*Exercise aim*
Find each line holding the word "icon" and give the total alone.

###

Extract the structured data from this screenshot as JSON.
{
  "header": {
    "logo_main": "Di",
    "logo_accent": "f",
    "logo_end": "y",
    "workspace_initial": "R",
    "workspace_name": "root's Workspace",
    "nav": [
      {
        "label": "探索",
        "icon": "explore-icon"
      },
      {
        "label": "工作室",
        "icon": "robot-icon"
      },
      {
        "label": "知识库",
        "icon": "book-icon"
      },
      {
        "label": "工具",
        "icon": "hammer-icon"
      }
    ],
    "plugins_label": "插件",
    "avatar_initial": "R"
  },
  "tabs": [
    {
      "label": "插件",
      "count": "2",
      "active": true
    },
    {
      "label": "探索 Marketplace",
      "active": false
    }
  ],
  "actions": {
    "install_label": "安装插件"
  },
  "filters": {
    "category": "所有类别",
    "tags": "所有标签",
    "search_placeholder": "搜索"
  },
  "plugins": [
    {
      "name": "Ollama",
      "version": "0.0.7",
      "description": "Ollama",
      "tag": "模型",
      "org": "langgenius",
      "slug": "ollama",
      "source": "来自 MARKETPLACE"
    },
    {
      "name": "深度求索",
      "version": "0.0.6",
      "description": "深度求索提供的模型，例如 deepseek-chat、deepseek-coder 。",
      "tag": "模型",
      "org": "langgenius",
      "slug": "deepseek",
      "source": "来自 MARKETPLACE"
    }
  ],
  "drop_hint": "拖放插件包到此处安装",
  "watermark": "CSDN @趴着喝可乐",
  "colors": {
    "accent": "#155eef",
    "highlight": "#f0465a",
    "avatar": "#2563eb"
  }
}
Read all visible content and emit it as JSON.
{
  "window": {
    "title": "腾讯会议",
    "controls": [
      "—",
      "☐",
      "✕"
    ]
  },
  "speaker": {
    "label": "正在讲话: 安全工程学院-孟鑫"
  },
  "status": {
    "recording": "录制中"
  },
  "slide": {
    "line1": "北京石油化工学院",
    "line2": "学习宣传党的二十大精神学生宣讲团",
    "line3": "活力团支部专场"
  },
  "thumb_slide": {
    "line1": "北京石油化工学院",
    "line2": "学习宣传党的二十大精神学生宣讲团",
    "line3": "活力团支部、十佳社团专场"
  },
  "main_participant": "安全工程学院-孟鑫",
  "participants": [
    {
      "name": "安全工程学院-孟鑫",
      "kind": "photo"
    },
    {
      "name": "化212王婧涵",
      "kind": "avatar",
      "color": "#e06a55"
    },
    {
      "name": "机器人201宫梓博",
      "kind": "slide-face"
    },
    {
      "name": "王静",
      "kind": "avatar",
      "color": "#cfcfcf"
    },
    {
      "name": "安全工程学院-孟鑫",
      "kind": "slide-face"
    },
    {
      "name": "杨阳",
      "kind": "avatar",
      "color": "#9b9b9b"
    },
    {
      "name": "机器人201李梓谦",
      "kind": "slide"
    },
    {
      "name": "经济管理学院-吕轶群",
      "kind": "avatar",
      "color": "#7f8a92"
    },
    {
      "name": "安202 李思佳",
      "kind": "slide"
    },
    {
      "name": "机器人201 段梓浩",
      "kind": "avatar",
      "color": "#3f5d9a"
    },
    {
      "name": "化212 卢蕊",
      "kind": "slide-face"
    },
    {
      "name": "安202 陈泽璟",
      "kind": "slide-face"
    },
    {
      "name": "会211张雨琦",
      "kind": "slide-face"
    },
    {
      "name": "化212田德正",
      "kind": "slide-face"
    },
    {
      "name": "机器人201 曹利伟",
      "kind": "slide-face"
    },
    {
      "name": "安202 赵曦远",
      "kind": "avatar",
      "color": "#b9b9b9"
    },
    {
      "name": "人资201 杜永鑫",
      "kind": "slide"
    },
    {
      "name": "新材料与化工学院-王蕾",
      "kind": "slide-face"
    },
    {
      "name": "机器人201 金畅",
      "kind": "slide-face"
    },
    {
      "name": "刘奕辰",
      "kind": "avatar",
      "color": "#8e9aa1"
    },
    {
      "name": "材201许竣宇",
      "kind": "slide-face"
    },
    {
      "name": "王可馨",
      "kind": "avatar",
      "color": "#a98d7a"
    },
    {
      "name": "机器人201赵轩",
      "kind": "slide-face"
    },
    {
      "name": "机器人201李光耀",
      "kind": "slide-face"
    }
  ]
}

###

*Solution to this exercise*
4